WHAT IS BEING ASKED.
Please copy the rows from the line with "windows-icon: ▘ ▝ (514, 13, 532, 25)" up to and including the line with "sentence-text: hatte er", substituting "sentence-fragment" for "sentence-text" and leaving everything else unchanged.

***

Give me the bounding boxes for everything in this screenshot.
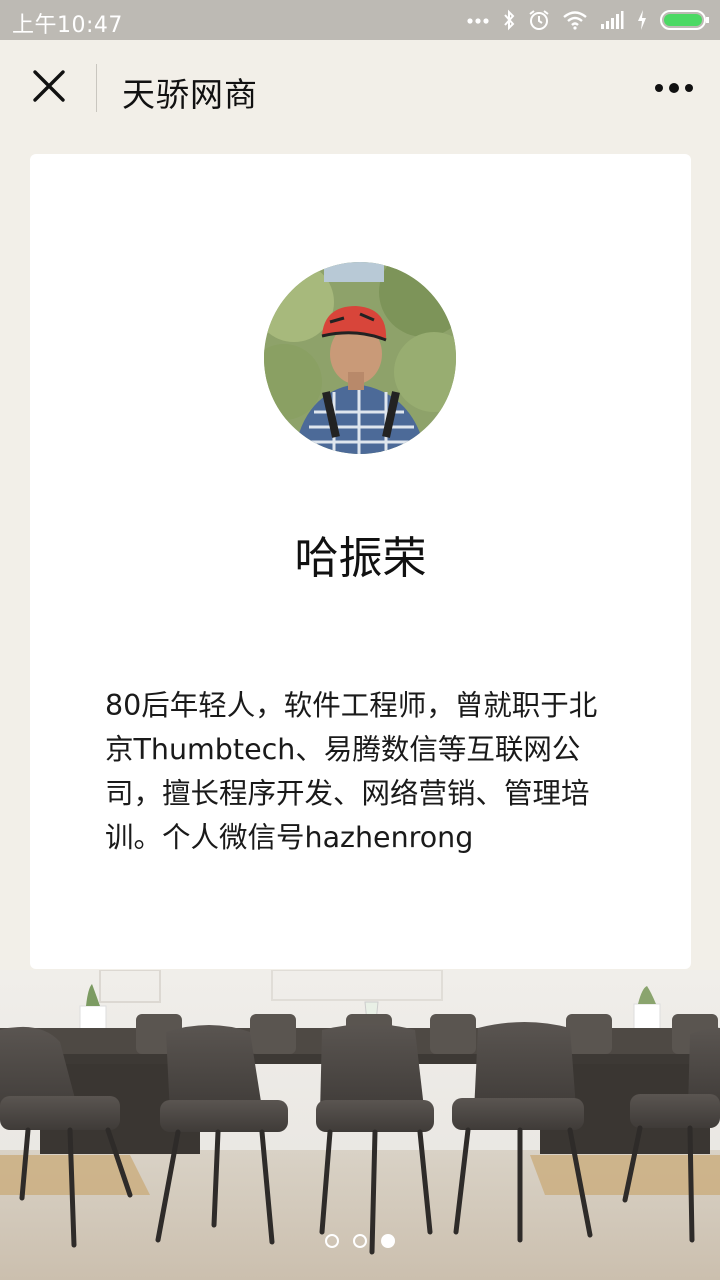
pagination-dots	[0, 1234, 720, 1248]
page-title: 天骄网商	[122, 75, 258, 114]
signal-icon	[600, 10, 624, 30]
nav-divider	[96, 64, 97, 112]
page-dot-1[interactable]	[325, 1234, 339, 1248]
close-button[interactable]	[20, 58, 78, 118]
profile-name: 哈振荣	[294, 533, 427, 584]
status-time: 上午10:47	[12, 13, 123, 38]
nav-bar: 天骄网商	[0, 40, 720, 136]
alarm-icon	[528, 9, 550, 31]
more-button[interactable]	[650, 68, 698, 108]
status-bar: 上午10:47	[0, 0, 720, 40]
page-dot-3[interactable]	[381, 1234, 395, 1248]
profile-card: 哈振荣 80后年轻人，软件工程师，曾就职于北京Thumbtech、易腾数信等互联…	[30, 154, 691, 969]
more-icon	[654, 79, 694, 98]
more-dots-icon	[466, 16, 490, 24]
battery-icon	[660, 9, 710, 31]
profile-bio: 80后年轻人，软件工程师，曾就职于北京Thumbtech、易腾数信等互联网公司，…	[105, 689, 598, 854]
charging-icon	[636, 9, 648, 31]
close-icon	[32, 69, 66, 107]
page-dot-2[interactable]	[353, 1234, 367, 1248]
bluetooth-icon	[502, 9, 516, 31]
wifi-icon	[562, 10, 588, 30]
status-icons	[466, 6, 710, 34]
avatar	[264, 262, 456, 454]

***

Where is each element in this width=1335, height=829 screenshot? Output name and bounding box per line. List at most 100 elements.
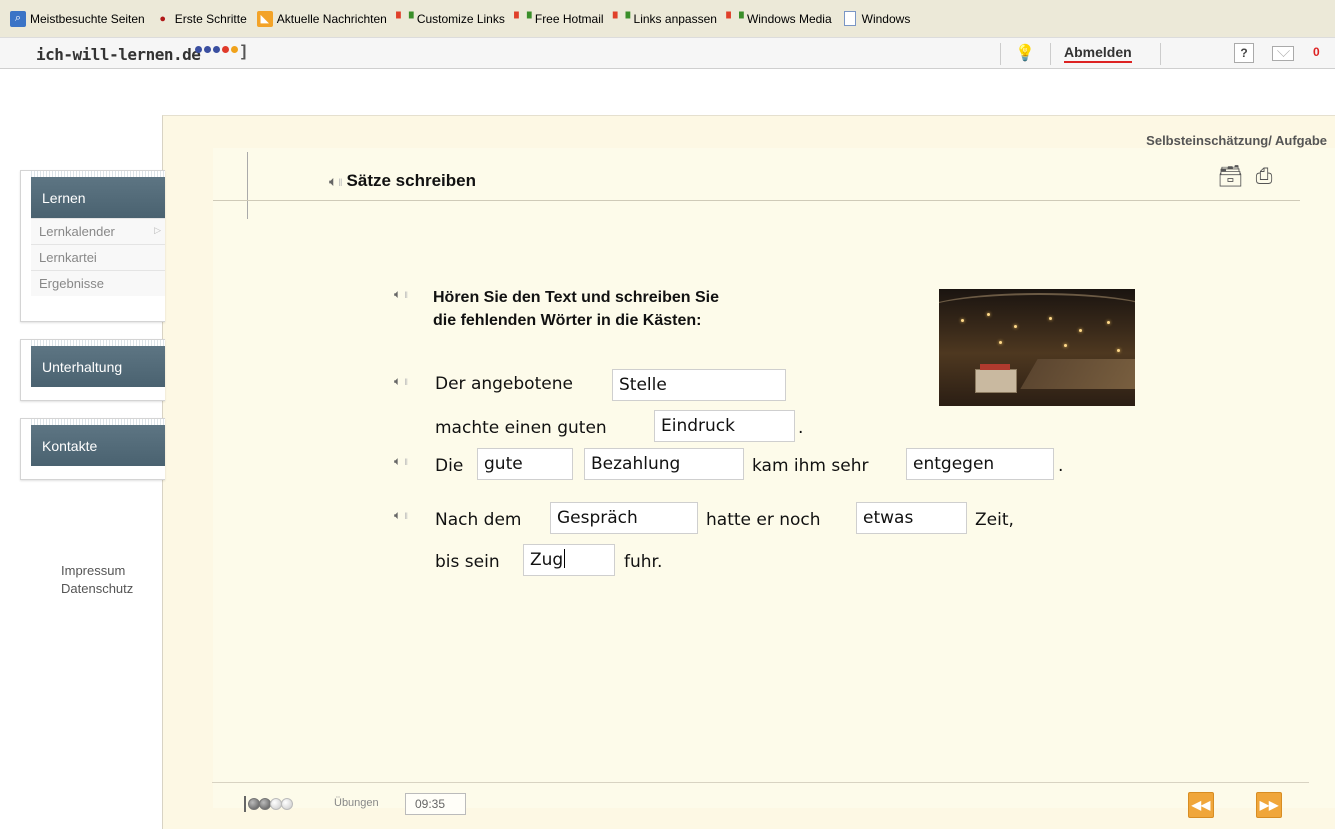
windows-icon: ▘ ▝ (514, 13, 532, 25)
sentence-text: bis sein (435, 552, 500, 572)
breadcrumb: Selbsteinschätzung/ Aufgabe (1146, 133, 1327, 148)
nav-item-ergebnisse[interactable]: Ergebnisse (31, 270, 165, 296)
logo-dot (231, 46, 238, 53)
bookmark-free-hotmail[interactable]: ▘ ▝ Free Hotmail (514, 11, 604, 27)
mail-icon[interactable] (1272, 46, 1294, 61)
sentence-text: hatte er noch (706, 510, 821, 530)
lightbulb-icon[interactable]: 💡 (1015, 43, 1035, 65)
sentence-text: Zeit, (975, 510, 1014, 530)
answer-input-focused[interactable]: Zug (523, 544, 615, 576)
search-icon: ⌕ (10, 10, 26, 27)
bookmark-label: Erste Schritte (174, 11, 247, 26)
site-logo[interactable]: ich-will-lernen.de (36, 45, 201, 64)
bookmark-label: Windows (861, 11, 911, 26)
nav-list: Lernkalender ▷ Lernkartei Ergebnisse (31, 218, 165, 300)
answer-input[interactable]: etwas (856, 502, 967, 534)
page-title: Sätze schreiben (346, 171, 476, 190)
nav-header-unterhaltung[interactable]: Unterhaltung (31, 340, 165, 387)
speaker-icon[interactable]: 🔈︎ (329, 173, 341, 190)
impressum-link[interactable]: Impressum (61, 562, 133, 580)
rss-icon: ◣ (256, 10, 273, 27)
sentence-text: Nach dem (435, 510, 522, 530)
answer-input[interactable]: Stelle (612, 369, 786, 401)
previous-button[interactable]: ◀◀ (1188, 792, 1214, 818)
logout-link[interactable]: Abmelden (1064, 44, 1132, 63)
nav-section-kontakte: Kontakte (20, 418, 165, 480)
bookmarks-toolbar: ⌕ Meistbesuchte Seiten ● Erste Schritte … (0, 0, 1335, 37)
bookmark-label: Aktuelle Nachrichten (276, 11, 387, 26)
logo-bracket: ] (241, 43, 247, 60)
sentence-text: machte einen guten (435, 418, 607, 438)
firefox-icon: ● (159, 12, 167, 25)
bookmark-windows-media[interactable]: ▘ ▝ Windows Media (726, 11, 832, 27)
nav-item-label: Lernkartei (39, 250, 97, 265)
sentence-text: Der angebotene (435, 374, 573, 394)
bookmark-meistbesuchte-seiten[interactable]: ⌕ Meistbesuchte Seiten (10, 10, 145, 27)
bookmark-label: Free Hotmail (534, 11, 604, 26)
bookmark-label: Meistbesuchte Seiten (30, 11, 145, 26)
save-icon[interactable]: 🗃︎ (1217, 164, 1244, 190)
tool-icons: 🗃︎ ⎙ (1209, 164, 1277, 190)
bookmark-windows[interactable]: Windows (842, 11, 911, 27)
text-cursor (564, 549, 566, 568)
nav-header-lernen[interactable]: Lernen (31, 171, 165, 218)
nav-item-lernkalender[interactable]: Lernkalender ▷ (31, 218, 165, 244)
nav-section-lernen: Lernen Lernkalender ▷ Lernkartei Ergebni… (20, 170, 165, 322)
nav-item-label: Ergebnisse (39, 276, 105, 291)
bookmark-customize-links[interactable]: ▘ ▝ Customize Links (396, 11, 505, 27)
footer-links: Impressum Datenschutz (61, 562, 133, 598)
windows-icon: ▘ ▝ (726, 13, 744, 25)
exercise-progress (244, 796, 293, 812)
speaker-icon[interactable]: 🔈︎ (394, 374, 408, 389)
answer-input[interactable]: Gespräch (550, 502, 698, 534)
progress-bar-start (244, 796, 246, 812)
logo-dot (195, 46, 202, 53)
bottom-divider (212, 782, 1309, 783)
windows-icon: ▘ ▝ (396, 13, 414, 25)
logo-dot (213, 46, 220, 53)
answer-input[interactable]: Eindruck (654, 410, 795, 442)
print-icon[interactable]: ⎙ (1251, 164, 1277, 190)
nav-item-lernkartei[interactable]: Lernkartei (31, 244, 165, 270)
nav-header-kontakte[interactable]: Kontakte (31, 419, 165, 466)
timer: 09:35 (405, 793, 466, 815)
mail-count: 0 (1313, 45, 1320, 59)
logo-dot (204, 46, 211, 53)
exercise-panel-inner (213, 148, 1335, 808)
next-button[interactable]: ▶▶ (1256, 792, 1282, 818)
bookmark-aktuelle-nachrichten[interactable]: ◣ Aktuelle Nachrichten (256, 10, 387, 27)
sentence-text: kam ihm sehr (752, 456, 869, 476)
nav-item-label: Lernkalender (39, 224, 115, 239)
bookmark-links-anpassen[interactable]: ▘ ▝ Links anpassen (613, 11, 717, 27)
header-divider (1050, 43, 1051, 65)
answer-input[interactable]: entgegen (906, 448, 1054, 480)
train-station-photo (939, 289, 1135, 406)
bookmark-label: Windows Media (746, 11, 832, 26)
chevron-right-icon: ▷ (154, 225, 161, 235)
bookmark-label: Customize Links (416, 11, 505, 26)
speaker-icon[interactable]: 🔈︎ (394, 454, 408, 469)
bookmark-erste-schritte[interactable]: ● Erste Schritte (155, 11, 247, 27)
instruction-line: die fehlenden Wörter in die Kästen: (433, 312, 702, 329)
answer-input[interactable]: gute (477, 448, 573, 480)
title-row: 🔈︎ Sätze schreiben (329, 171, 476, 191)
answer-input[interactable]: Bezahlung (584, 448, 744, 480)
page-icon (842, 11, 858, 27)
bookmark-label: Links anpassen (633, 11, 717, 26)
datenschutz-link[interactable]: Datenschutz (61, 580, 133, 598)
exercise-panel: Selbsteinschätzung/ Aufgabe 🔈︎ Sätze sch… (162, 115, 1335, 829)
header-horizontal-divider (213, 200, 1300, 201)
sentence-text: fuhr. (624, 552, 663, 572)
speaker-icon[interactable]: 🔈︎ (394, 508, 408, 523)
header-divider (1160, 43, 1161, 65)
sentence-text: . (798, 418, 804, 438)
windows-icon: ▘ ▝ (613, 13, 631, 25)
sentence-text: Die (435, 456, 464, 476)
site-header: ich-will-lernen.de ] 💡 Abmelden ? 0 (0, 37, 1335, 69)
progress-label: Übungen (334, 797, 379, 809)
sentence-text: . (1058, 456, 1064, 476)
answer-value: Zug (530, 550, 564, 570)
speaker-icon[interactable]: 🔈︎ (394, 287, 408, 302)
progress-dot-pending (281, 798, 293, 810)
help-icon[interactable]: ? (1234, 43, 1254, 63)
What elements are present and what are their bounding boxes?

***

RESULT OF THE TASK.
windows-icon: ▘ ▝ (514, 13, 532, 25)
sentence-fragment: bis sein (435, 552, 500, 572)
breadcrumb: Selbsteinschätzung/ Aufgabe (1146, 133, 1327, 148)
nav-item-ergebnisse[interactable]: Ergebnisse (31, 270, 165, 296)
logo-dot (231, 46, 238, 53)
bookmark-free-hotmail[interactable]: ▘ ▝ Free Hotmail (514, 11, 604, 27)
mail-icon[interactable] (1272, 46, 1294, 61)
sentence-fragment: hatte er noch (706, 510, 821, 530)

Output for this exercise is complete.